**STATED PROBLEM**
Say how many lines contain the string "saisie". Give no other output.

**MATERIAL FOR THIS EXERCISE**
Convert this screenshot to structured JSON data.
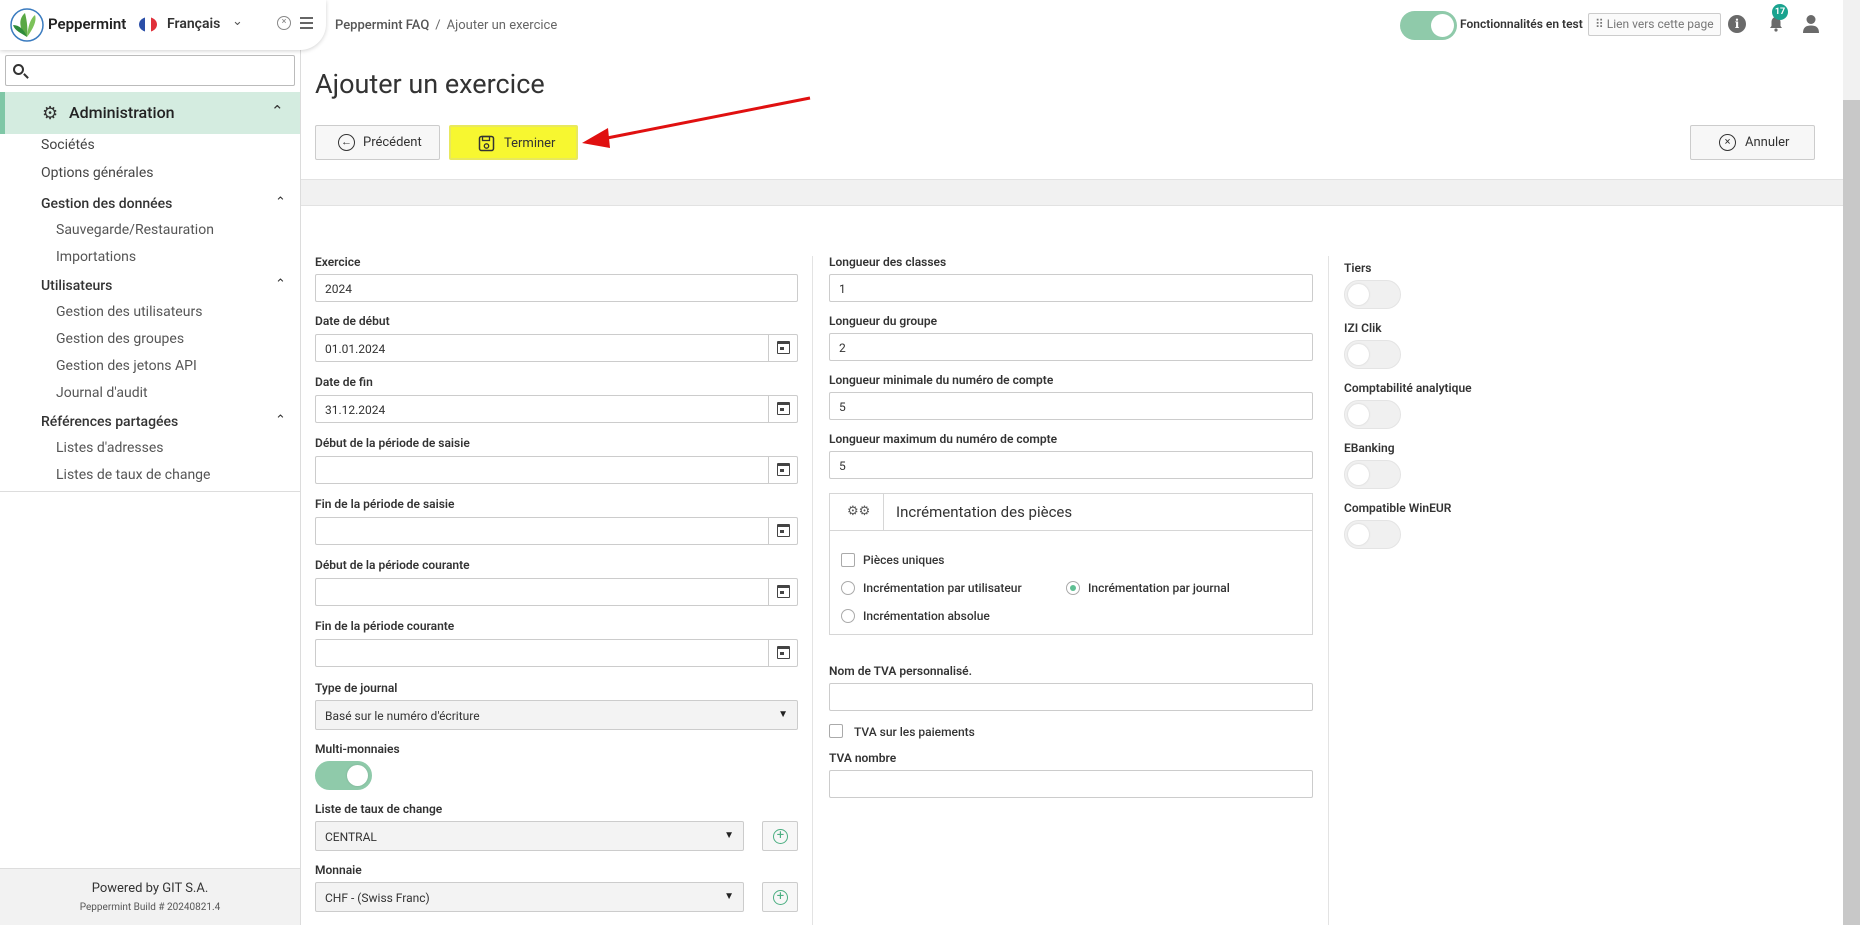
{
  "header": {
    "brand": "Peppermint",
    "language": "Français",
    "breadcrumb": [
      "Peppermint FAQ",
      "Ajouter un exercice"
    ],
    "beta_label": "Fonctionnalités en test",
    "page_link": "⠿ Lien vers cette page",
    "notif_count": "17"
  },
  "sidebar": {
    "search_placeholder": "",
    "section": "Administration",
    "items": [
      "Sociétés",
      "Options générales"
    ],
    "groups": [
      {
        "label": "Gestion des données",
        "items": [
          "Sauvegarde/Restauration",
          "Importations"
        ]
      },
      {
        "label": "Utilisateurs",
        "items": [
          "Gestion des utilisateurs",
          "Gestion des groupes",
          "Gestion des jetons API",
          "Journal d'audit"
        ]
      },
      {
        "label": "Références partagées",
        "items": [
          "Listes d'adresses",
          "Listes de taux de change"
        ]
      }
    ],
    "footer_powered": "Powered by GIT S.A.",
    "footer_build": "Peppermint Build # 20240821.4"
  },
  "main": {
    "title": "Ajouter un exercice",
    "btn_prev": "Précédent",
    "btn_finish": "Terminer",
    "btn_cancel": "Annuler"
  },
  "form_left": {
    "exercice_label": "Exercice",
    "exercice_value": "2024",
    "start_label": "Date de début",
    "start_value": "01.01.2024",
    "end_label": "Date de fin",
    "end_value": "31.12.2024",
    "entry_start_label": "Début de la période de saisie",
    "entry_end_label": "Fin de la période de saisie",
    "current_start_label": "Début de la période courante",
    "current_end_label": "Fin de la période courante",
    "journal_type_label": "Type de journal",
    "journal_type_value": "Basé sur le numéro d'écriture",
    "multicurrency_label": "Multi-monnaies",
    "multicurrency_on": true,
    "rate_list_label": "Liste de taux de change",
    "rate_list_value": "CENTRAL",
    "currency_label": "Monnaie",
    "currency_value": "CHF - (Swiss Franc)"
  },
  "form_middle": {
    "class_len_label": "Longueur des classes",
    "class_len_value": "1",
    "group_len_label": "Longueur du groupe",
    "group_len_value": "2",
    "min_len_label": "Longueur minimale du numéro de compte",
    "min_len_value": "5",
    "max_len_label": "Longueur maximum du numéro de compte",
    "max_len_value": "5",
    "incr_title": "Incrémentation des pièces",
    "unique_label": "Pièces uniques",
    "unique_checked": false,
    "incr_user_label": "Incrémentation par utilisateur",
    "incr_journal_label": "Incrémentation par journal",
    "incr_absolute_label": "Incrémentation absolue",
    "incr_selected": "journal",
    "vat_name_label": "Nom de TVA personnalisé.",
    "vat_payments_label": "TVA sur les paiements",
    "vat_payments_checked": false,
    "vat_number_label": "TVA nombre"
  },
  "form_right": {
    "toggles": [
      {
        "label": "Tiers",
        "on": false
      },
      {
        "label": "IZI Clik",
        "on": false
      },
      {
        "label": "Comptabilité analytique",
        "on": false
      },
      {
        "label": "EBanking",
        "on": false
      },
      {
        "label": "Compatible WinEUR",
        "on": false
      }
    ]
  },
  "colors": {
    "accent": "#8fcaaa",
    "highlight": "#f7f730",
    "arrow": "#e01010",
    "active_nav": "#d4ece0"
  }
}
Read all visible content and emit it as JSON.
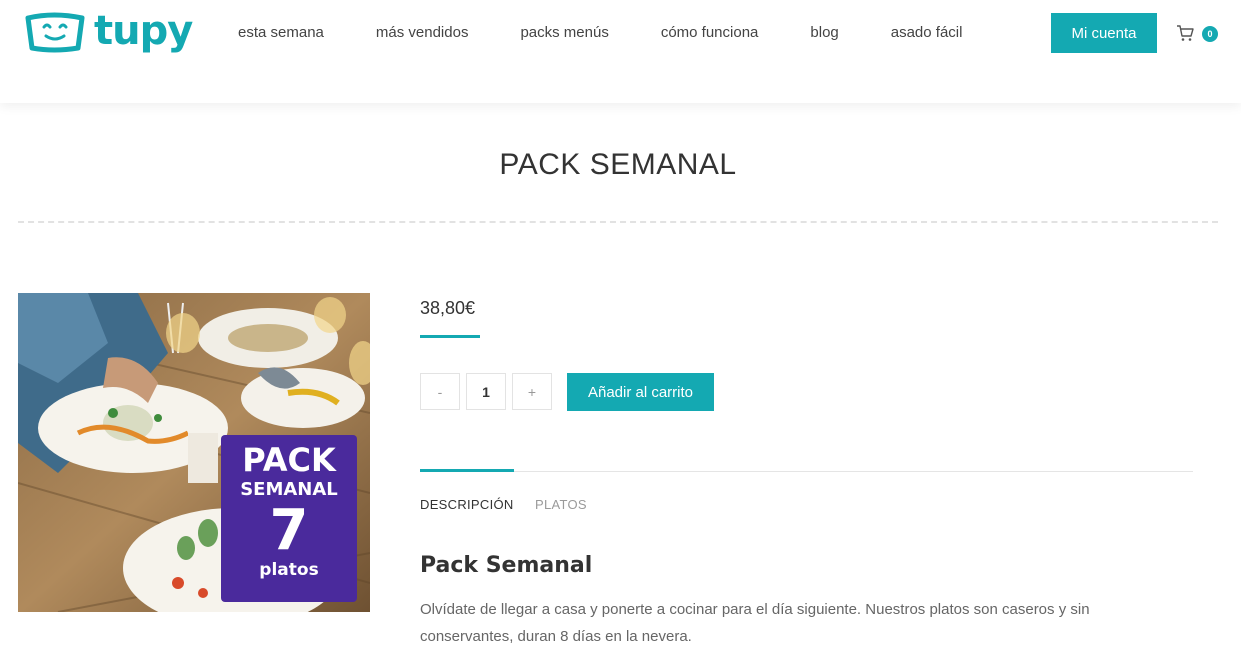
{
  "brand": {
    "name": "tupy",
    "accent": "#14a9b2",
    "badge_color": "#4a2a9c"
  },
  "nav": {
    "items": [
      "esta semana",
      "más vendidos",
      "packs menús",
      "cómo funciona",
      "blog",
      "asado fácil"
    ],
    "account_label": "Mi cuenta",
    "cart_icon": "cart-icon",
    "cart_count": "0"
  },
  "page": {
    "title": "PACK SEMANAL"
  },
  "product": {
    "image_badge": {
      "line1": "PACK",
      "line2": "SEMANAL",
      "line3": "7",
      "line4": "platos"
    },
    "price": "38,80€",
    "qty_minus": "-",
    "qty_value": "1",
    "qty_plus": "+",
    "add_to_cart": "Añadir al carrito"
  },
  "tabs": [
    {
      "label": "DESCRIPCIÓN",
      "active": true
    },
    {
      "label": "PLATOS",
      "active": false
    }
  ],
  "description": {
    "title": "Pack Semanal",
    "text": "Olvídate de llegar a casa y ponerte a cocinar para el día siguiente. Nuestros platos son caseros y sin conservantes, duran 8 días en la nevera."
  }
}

**RESPONSE**
2